■ Your instructions
Extract every line of the material that holds the string "Editar".

[Extracted data entries]
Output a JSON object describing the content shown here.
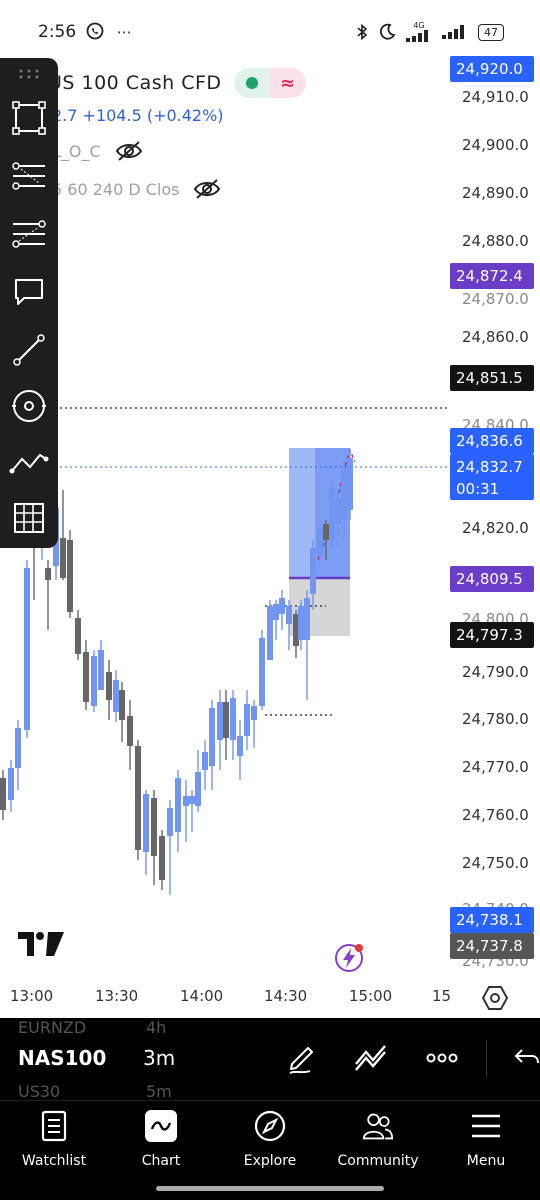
{
  "status_bar": {
    "time": "2:56",
    "more": "⋯",
    "network": "4G",
    "battery": "47"
  },
  "header": {
    "symbol_title": "US 100 Cash CFD",
    "price_change": "2.7 +104.5 (+0.42%)",
    "indicator_1": "L_O_C",
    "indicator_2": "5 60 240 D Clos"
  },
  "colors": {
    "bull": "#7195f0",
    "bear": "#666666",
    "accent_blue": "#2e63d8",
    "purple": "#6a3cc7",
    "position_fill": "#7ea1f5",
    "stop_fill": "#cfcfcf"
  },
  "toolbar": {
    "tools": [
      "select-rectangle-icon",
      "horizontal-lines-icon",
      "pitchfork-icon",
      "comment-icon",
      "trend-line-icon",
      "circle-target-icon",
      "path-icon",
      "grid-icon"
    ]
  },
  "price_scale": {
    "ticks": [
      "24,910.0",
      "24,900.0",
      "24,890.0",
      "24,880.0",
      "24,870.0",
      "24,860.0",
      "24,840.0",
      "24,820.0",
      "24,800.0",
      "24,790.0",
      "24,780.0",
      "24,770.0",
      "24,760.0",
      "24,750.0",
      "24,740.0",
      "24,730.0"
    ],
    "labels": {
      "top_blue": "24,920.0",
      "purple_upper": "24,872.4",
      "black_upper": "24,851.5",
      "blue_upper": "24,836.6",
      "last_price": "24,832.7",
      "countdown": "00:31",
      "purple_lower": "24,809.5",
      "black_lower": "24,797.3",
      "blue_lower": "24,738.1",
      "gray_lower": "24,737.8"
    }
  },
  "time_axis": {
    "labels": [
      "13:00",
      "13:30",
      "14:00",
      "14:30",
      "15:00",
      "15"
    ]
  },
  "symbol_bar": {
    "prev_symbol": "EURNZD",
    "prev_tf": "4h",
    "symbol": "NAS100",
    "timeframe": "3m",
    "next_symbol": "US30",
    "next_tf": "5m"
  },
  "nav": {
    "watchlist": "Watchlist",
    "chart": "Chart",
    "explore": "Explore",
    "community": "Community",
    "menu": "Menu"
  }
}
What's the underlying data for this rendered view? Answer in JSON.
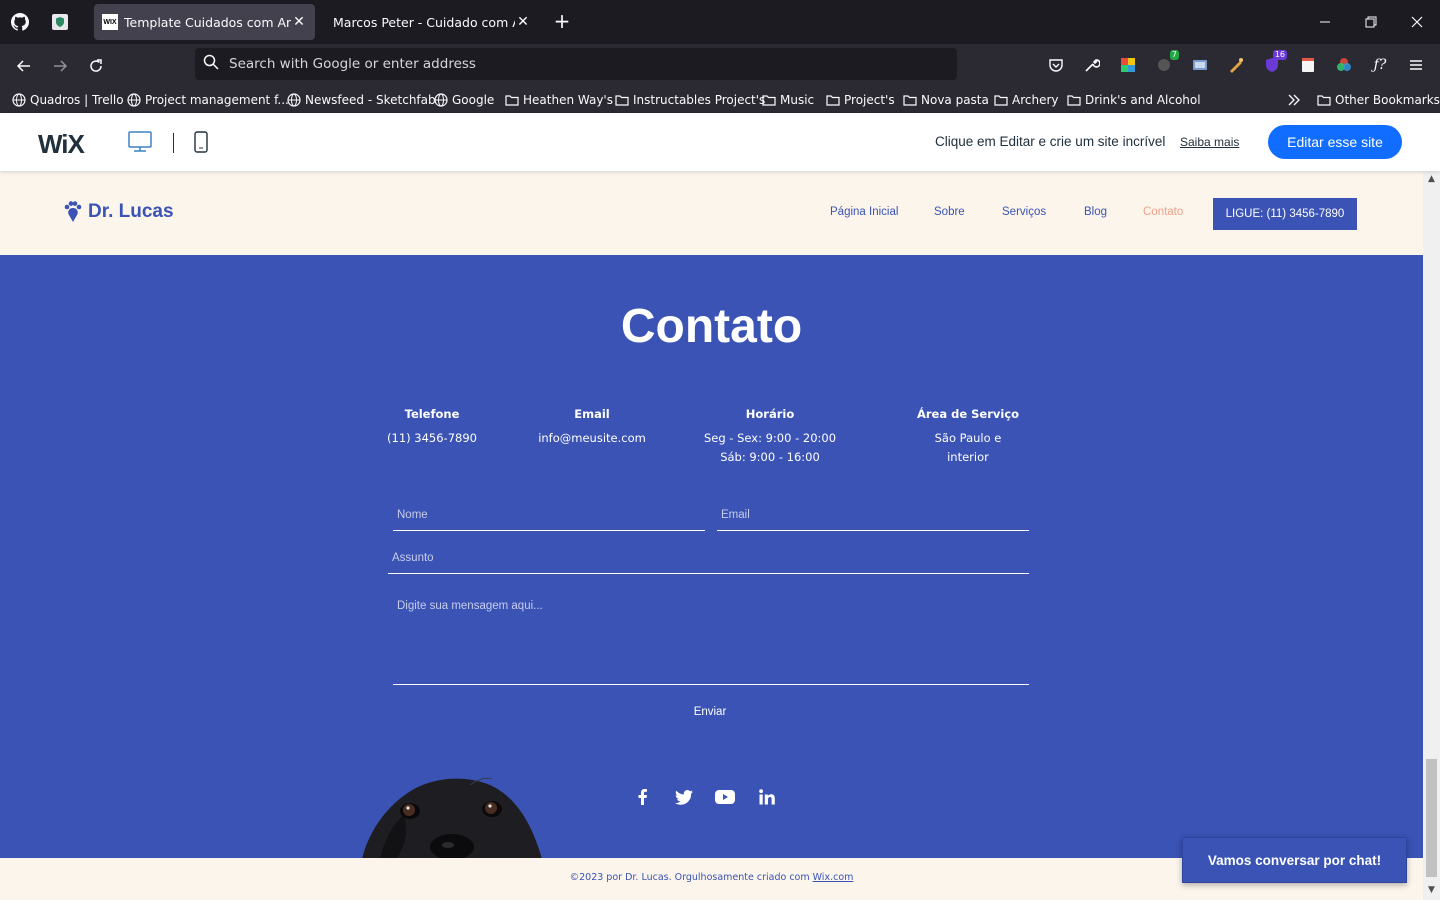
{
  "browser": {
    "tabs": [
      {
        "title": "Template Cuidados com Anima",
        "active": true,
        "favicon": "wix"
      },
      {
        "title": "Marcos Peter - Cuidado com Anima",
        "active": false
      }
    ],
    "pinned_tabs": [
      "github-icon",
      "shield-icon"
    ],
    "address_placeholder": "Search with Google or enter address",
    "bookmarks": [
      {
        "label": "Quadros | Trello",
        "type": "globe"
      },
      {
        "label": "Project management f...",
        "type": "globe"
      },
      {
        "label": "Newsfeed - Sketchfab",
        "type": "globe"
      },
      {
        "label": "Google",
        "type": "globe"
      },
      {
        "label": "Heathen Way's",
        "type": "folder"
      },
      {
        "label": "Instructables Project's",
        "type": "folder"
      },
      {
        "label": "Music",
        "type": "folder"
      },
      {
        "label": "Project's",
        "type": "folder"
      },
      {
        "label": "Nova pasta",
        "type": "folder"
      },
      {
        "label": "Archery",
        "type": "folder"
      },
      {
        "label": "Drink's and Alcohol",
        "type": "folder"
      }
    ],
    "other_bookmarks": "Other Bookmarks",
    "extension_badges": {
      "first": "7",
      "second": "16"
    }
  },
  "wix": {
    "logo": "WiX",
    "promo": "Clique em Editar e crie um site incrível",
    "learn_more": "Saiba mais",
    "edit_button": "Editar esse site"
  },
  "site": {
    "brand": "Dr. Lucas",
    "nav": [
      "Página Inicial",
      "Sobre",
      "Serviços",
      "Blog",
      "Contato"
    ],
    "nav_active": "Contato",
    "call_button": "LIGUE: (11) 3456-7890",
    "contact_title": "Contato",
    "info": {
      "phone": {
        "label": "Telefone",
        "value": "(11) 3456-7890"
      },
      "email": {
        "label": "Email",
        "value": "info@meusite.com"
      },
      "hours": {
        "label": "Horário",
        "line1": "Seg - Sex: 9:00 - 20:00",
        "line2": "Sáb: 9:00 - 16:00"
      },
      "area": {
        "label": "Área de Serviço",
        "line1": "São Paulo e",
        "line2": "interior"
      }
    },
    "form": {
      "name_placeholder": "Nome",
      "email_placeholder": "Email",
      "subject_placeholder": "Assunto",
      "message_placeholder": "Digite sua mensagem aqui...",
      "send_label": "Enviar"
    },
    "social": [
      "facebook-icon",
      "twitter-icon",
      "youtube-icon",
      "linkedin-icon"
    ],
    "footer_text": "©2023 por Dr. Lucas. Orgulhosamente criado com ",
    "footer_link": "Wix.com",
    "chat_button": "Vamos conversar por chat!"
  },
  "colors": {
    "site_blue": "#3a53b5",
    "cream": "#fbf5ec",
    "accent_salmon": "#f2a087",
    "wix_blue": "#116dff"
  }
}
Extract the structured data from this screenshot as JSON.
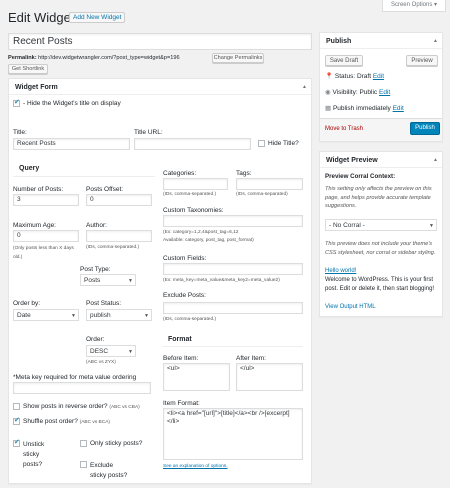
{
  "page": {
    "title": "Edit Widget",
    "add_new": "Add New Widget",
    "screen_options": "Screen Options",
    "post_title": "Recent Posts",
    "permalink_label": "Permalink:",
    "permalink_url": "http://dev.widgetwrangler.com/?post_type=widget&p=196",
    "change_permalinks": "Change Permalinks",
    "get_shortlink": "Get Shortlink"
  },
  "form": {
    "header": "Widget Form",
    "hide_title_label": "- Hide the Widget's title on display",
    "title_label": "Title:",
    "title_value": "Recent Posts",
    "title_url_label": "Title URL:",
    "title_url_value": "",
    "hide_title_q": "Hide Title?",
    "query_header": "Query",
    "num_posts_label": "Number of Posts:",
    "num_posts_value": "3",
    "offset_label": "Posts Offset:",
    "offset_value": "0",
    "max_age_label": "Maximum Age:",
    "max_age_value": "0",
    "max_age_help": "(Only posts less than X days old.)",
    "author_label": "Author:",
    "author_value": "",
    "author_help": "(IDs, comma-separated.)",
    "post_type_label": "Post Type:",
    "post_type_value": "Posts",
    "order_by_label": "Order by:",
    "order_by_value": "Date",
    "post_status_label": "Post Status:",
    "post_status_value": "publish",
    "order_label": "Order:",
    "order_value": "DESC",
    "order_help": "(ABC vs ZYX)",
    "meta_key_label": "*Meta key required for meta value ordering",
    "meta_key_value": "",
    "reverse_label": "Show posts in reverse order?",
    "reverse_help": "(ABC vs CBA)",
    "shuffle_label": "Shuffle post order?",
    "shuffle_help": "(ABC vs BCA)",
    "unstick_label": "Unstick sticky posts?",
    "only_sticky_label": "Only sticky posts?",
    "exclude_sticky_label": "Exclude sticky posts?",
    "categories_label": "Categories:",
    "categories_help": "(IDs, comma-separated.)",
    "tags_label": "Tags:",
    "tags_help": "(IDs, comma-separated)",
    "custom_tax_label": "Custom Taxonomies:",
    "custom_tax_help": "(Ex: category=1,2,4&post_tag=6,12",
    "custom_tax_avail": "Available: category, post_tag, post_format)",
    "custom_fields_label": "Custom Fields:",
    "custom_fields_help": "(Ex: meta_key=meta_value&meta_key2=meta_value2)",
    "exclude_posts_label": "Exclude Posts:",
    "exclude_posts_help": "(IDs, comma-separated.)",
    "format_header": "Format",
    "before_item_label": "Before Item:",
    "before_item_value": "<ul>",
    "after_item_label": "After Item:",
    "after_item_value": "</ul>",
    "item_format_label": "Item Format:",
    "item_format_value": "<li><a href=\"[url]\">[title]</a><br />[excerpt]</li>",
    "see_options": "See an explanation of options."
  },
  "publish": {
    "header": "Publish",
    "save_draft": "Save Draft",
    "preview": "Preview",
    "status_label": "Status: Draft",
    "visibility_label": "Visibility: Public",
    "publish_time": "Publish immediately",
    "edit": "Edit",
    "trash": "Move to Trash",
    "publish_button": "Publish",
    "accent": "#0085ba"
  },
  "preview": {
    "header": "Widget Preview",
    "context_label": "Preview Corral Context:",
    "context_help": "This setting only affects the preview on this page, and helps provide accurate template suggestions.",
    "select_value": "- No Corral -",
    "note": "This preview does not include your theme's CSS stylesheet, nor corral or sidebar styling.",
    "hello_link": "Hello world!",
    "hello_text": "Welcome to WordPress. This is your first post. Edit or delete it, then start blogging!",
    "view_output": "View Output HTML"
  }
}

■ Solution to this problem
    "promo": "Clique em Editar e crie um site incrível",
    "edit_button": "Editar esse site"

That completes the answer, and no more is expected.